**STATED TASK**
Print the entries in full, word for word, but not the pictures.

**DATA ROWS**
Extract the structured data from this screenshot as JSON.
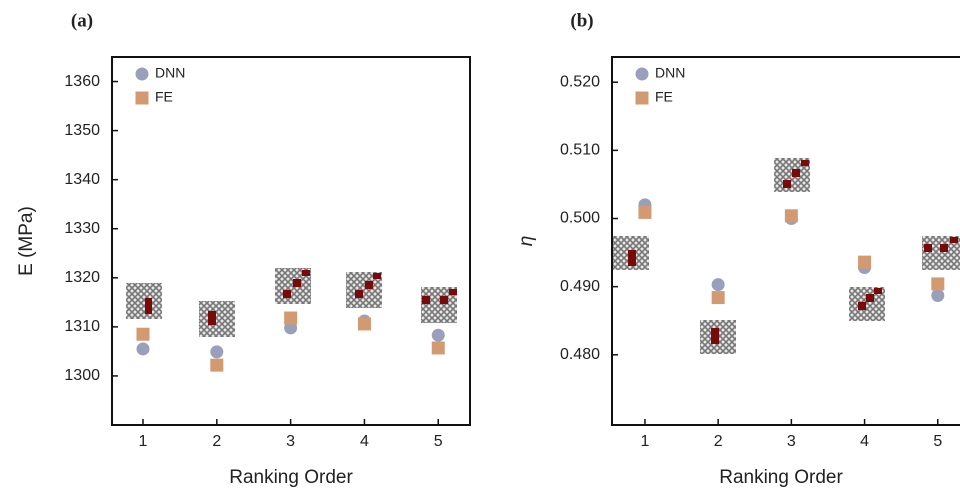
{
  "chart_data": [
    {
      "type": "scatter",
      "title": "(a)",
      "x_label": "Ranking Order",
      "y_label": "E (MPa)",
      "x": [
        1,
        2,
        3,
        4,
        5
      ],
      "xlim": [
        0.58,
        5.43
      ],
      "xticks": [
        1,
        2,
        3,
        4,
        5
      ],
      "ylim": [
        1290,
        1365
      ],
      "yticks": [
        1300,
        1310,
        1320,
        1330,
        1340,
        1350,
        1360
      ],
      "series": [
        {
          "name": "DNN",
          "color": "#9a9fbb",
          "marker": "circle",
          "values": [
            1305.5,
            1304.9,
            1309.8,
            1311.2,
            1308.3
          ]
        },
        {
          "name": "FE",
          "color": "#d39a72",
          "marker": "square",
          "values": [
            1308.5,
            1302.2,
            1311.8,
            1310.6,
            1305.7
          ]
        }
      ]
    },
    {
      "type": "scatter",
      "title": "(b)",
      "x_label": "Ranking Order",
      "y_label": "η",
      "x": [
        1,
        2,
        3,
        4,
        5
      ],
      "xlim": [
        0.55,
        5.44
      ],
      "xticks": [
        1,
        2,
        3,
        4,
        5
      ],
      "ylim": [
        0.4697,
        0.5237
      ],
      "yticks": [
        {
          "value": 0.48,
          "label": "0.480"
        },
        {
          "value": 0.49,
          "label": "0.490"
        },
        {
          "value": 0.5,
          "label": "0.500"
        },
        {
          "value": 0.51,
          "label": "0.510"
        },
        {
          "value": 0.52,
          "label": "0.520"
        }
      ],
      "series": [
        {
          "name": "DNN",
          "color": "#9a9fbb",
          "marker": "circle",
          "values": [
            0.502,
            0.4903,
            0.5,
            0.4928,
            0.4887
          ]
        },
        {
          "name": "FE",
          "color": "#d39a72",
          "marker": "square",
          "values": [
            0.5009,
            0.4884,
            0.5004,
            0.4936,
            0.4904
          ]
        }
      ]
    }
  ]
}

**CORRECT RESULT**
Extract the structured data from this screenshot as JSON.
{
  "chart_data": [
    {
      "type": "scatter",
      "title": "(a)",
      "x_label": "Ranking Order",
      "y_label": "E (MPa)",
      "x": [
        1,
        2,
        3,
        4,
        5
      ],
      "xlim": [
        0.58,
        5.43
      ],
      "xticks": [
        1,
        2,
        3,
        4,
        5
      ],
      "ylim": [
        1290,
        1365
      ],
      "yticks": [
        1300,
        1310,
        1320,
        1330,
        1340,
        1350,
        1360
      ],
      "series": [
        {
          "name": "DNN",
          "color": "#9a9fbb",
          "marker": "circle",
          "values": [
            1305.5,
            1304.9,
            1309.8,
            1311.2,
            1308.3
          ]
        },
        {
          "name": "FE",
          "color": "#d39a72",
          "marker": "square",
          "values": [
            1308.5,
            1302.2,
            1311.8,
            1310.6,
            1305.7
          ]
        }
      ]
    },
    {
      "type": "scatter",
      "title": "(b)",
      "x_label": "Ranking Order",
      "y_label": "η",
      "x": [
        1,
        2,
        3,
        4,
        5
      ],
      "xlim": [
        0.55,
        5.44
      ],
      "xticks": [
        1,
        2,
        3,
        4,
        5
      ],
      "ylim": [
        0.4697,
        0.5237
      ],
      "yticks": [
        {
          "value": 0.48,
          "label": "0.480"
        },
        {
          "value": 0.49,
          "label": "0.490"
        },
        {
          "value": 0.5,
          "label": "0.500"
        },
        {
          "value": 0.51,
          "label": "0.510"
        },
        {
          "value": 0.52,
          "label": "0.520"
        }
      ],
      "series": [
        {
          "name": "DNN",
          "color": "#9a9fbb",
          "marker": "circle",
          "values": [
            0.502,
            0.4903,
            0.5,
            0.4928,
            0.4887
          ]
        },
        {
          "name": "FE",
          "color": "#d39a72",
          "marker": "square",
          "values": [
            0.5009,
            0.4884,
            0.5004,
            0.4936,
            0.4904
          ]
        }
      ]
    }
  ]
}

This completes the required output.